##### Items #####

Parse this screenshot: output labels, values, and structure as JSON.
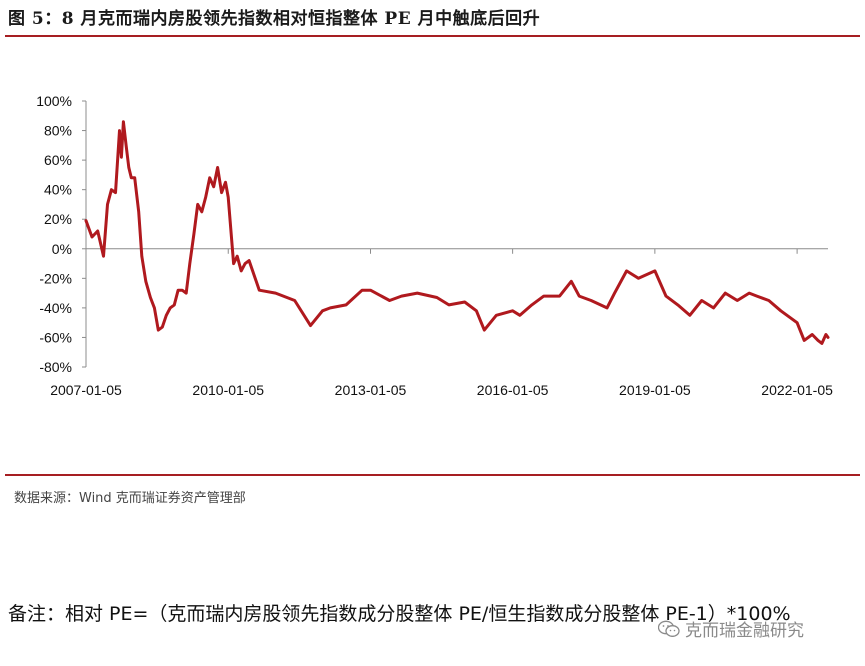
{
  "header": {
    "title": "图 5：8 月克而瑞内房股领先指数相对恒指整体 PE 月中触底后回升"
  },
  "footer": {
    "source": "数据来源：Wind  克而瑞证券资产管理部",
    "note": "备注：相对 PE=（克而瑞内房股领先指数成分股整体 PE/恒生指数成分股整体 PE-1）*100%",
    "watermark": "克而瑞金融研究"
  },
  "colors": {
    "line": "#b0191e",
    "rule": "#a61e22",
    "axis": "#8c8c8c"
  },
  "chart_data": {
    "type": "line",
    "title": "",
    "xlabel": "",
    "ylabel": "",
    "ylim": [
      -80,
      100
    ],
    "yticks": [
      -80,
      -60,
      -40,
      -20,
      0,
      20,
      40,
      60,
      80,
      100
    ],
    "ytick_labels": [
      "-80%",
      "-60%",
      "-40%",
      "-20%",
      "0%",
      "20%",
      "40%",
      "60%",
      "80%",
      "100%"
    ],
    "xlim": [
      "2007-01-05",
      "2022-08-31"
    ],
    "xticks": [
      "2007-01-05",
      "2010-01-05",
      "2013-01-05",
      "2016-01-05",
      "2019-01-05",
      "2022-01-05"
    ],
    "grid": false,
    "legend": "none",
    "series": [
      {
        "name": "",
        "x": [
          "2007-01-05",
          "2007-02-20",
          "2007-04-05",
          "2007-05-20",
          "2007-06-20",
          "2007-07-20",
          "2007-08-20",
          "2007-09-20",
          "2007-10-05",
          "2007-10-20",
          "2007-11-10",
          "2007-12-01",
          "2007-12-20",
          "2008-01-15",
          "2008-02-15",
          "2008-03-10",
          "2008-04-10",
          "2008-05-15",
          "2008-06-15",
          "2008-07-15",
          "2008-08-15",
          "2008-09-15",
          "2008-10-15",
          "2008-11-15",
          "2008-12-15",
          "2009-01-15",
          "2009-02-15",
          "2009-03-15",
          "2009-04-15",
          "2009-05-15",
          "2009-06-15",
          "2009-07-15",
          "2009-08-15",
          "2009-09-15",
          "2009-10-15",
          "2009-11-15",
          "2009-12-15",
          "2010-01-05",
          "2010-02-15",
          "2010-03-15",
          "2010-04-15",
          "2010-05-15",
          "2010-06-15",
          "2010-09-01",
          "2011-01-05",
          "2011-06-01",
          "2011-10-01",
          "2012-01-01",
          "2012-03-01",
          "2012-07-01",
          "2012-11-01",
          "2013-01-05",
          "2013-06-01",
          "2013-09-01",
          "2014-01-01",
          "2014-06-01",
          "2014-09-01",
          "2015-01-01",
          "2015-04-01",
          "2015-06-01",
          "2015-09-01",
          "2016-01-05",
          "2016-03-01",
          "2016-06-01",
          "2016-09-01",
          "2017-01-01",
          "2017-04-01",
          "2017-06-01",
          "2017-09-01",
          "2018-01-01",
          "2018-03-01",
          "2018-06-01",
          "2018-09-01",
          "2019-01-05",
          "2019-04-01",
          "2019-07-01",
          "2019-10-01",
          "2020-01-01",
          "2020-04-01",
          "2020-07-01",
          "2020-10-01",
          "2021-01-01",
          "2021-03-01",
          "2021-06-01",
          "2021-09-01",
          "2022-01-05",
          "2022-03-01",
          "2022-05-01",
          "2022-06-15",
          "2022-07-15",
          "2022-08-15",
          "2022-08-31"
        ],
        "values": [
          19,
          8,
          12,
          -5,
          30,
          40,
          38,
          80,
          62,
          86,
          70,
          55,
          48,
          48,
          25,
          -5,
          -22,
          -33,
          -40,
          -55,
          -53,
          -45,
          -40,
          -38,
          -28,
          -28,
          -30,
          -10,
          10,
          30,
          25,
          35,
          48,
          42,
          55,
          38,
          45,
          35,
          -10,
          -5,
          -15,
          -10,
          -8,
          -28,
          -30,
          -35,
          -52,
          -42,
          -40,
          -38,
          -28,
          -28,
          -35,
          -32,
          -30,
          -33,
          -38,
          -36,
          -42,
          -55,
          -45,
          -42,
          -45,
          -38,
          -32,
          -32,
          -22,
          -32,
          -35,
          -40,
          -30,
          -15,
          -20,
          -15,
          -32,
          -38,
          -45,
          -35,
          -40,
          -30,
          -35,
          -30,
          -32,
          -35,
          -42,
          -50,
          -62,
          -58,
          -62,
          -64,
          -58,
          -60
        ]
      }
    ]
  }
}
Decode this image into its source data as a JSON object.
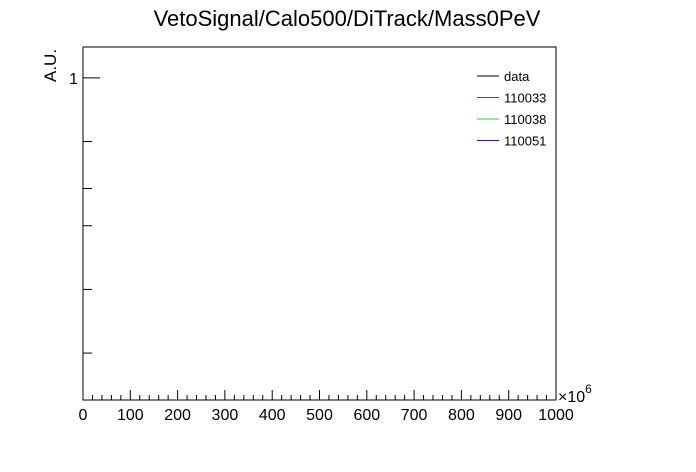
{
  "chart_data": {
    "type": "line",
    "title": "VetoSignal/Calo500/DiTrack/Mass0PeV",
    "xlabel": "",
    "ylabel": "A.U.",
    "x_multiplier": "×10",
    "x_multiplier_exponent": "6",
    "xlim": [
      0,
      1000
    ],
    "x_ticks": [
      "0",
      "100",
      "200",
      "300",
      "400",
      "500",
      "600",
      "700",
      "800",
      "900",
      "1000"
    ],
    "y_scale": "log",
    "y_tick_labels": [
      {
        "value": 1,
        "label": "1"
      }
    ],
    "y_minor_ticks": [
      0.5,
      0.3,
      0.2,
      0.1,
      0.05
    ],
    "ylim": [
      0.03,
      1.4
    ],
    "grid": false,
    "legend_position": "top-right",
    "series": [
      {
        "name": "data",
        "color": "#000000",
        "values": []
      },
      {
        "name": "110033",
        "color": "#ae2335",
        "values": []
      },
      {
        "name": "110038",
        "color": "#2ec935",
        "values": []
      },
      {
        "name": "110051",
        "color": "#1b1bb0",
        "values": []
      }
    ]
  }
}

#####

Task instructions:
Using the listing above, pull out all lines that hold the word "name".

Exercise response:
        "name": "",
        "name": "data",
        "name": "110033",
        "name": "110038",
        "name": "110051",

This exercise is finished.